━━━ Text provided ━━━

Nostradamus. George Stephanopolous. Mel Kiper. As far as the fine art of prognostication goes, they’re bush league when compared to the great geyser of plot development Mook is able to divine on a weekly basis. He’s already pegged Logan as the Big Bad and called out Evelyn, the First Lady’s aide, as a character of far greater import than her stock Red Shirt status had her previously pegged. With this week’s reveal of rogue CTU staffers Chloe and Bill Buchanon operating covertly from Buchanon’s swinging bachelor pad – a premonition Mook voiced sometime around Groundhog Day – I have now established my good man McG as my main go-to-man for Oscar winners, Powerball Numbers, and the Brangelina baby birth date.
On to Hour 19.
1. We still have no idea what has happened to Agent Pierce (Glenn Moreshower) – the First Lady’s resident secret service agent and boy toy. Oh sure, when pressed by his wife, Logan said he had him reassigned. Which would be all well and good if it weren’t midnight. You’re telling me that while the President is hunkered down in L.A. on this night of a thousand attacks – he would just up and reassign the one decent agent in his employ. At least give the guy a night’s sleep. Martha Logan’s discovery of Pierce’s wireless phone – found lying in some bushes – doesn’t bode well for a happy reunion. I hope Pierce returns to make Logan run. Moreshower is a genre vet – turning in some fine performances on The X-Files and Millennium – and he has been one of the stalwart faces on this show since Season 1 – so it would be nice if he didn’t go the way of Behrooz and just disappear with no questions asked.

━━━ Record excerpts ━━━

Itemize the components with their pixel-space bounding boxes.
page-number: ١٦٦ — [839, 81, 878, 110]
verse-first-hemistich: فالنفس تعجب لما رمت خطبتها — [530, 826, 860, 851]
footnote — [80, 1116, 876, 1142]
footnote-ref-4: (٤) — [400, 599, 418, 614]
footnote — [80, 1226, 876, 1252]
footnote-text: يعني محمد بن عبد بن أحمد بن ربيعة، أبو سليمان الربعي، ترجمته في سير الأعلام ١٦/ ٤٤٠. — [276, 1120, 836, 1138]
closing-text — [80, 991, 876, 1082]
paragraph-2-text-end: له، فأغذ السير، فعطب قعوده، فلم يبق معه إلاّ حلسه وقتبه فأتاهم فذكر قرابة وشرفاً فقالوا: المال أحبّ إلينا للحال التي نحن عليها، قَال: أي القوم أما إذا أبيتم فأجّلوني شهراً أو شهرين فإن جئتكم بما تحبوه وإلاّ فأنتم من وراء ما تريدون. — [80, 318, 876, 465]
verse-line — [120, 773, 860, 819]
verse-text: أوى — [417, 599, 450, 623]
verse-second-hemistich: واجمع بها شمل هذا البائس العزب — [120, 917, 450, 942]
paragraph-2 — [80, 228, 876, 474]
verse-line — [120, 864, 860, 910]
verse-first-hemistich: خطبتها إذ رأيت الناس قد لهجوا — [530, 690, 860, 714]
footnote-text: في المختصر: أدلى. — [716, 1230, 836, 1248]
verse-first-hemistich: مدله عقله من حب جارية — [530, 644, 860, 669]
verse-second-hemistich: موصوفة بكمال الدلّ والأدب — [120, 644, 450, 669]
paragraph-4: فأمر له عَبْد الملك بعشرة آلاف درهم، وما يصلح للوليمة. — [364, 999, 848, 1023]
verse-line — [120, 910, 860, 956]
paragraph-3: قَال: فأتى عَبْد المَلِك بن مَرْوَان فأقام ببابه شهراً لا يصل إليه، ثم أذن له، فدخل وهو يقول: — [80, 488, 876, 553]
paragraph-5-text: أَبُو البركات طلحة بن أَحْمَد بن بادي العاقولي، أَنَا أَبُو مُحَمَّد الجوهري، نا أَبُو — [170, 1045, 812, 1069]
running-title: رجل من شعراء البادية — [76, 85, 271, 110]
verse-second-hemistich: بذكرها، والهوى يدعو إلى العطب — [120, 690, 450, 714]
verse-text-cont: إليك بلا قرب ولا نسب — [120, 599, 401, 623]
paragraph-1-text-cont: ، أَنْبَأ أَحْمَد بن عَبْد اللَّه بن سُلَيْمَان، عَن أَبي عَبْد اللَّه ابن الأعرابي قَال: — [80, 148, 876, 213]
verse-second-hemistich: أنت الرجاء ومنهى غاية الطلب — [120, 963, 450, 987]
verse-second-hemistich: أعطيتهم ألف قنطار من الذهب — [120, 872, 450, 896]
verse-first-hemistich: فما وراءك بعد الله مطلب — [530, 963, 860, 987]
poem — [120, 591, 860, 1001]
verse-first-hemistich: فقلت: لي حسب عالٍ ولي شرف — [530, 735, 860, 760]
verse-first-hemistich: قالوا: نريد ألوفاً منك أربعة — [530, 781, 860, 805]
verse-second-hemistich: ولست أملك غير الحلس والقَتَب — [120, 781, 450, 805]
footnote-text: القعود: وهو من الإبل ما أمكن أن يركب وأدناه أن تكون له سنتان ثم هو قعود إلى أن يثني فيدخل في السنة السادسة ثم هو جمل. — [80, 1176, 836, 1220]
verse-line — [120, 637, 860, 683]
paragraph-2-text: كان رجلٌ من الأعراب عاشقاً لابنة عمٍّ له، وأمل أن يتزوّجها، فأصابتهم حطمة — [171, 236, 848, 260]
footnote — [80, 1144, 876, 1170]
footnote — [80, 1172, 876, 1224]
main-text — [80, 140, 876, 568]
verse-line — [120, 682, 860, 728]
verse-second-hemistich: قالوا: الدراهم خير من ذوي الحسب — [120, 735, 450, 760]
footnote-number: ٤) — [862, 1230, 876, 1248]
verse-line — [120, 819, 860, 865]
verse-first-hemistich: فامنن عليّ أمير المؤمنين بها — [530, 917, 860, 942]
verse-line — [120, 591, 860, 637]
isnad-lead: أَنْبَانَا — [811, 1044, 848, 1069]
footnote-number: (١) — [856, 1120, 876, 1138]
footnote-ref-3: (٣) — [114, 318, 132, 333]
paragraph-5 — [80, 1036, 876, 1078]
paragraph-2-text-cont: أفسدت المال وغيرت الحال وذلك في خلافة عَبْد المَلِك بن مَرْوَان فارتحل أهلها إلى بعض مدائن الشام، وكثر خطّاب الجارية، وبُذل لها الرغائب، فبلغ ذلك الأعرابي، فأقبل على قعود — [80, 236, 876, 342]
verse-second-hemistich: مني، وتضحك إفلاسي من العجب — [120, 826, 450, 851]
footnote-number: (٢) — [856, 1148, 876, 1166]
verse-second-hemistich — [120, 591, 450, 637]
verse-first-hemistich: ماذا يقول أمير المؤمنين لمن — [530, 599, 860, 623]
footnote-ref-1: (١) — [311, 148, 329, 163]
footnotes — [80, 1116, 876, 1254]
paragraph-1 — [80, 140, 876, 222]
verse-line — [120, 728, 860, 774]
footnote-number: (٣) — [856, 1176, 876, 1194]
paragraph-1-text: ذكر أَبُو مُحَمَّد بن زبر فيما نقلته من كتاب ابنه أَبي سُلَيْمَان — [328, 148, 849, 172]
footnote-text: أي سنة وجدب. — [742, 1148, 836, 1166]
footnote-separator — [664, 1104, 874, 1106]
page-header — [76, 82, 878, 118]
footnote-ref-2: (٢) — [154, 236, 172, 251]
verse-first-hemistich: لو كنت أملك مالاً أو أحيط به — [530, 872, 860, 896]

━━━

Actions to take:
**1.** In the episode recap, from where were the rogue CTU staffers Chloe and Bill Buchanon operating covertly?
**2.** From the episode recap, extract the passage between "Nostradamus. George Stephanopolous." and "to Hour 19.", inclusive.

Answers for the tasks:
**1.** They were operating from Buchanon's bachelor pad.

**2.**
Nostradamus. George Stephanopolous. Mel Kiper. As far as the fine art of prognostication goes, they’re bush league when compared to the great geyser of plot development Mook is able to divine on a weekly basis. He’s already pegged Logan as the Big Bad and called out Evelyn, the First Lady’s aide, as a character of far greater import than her stock Red Shirt status had her previously pegged. With this week’s reveal of rogue CTU staffers Chloe and Bill Buchanon operating covertly from Buchanon’s swinging bachelor pad – a premonition Mook voiced sometime around Groundhog Day – I have now established my good man McG as my main go-to-man for Oscar winners, Powerball Numbers, and the Brangelina baby birth date.
On to Hour 19.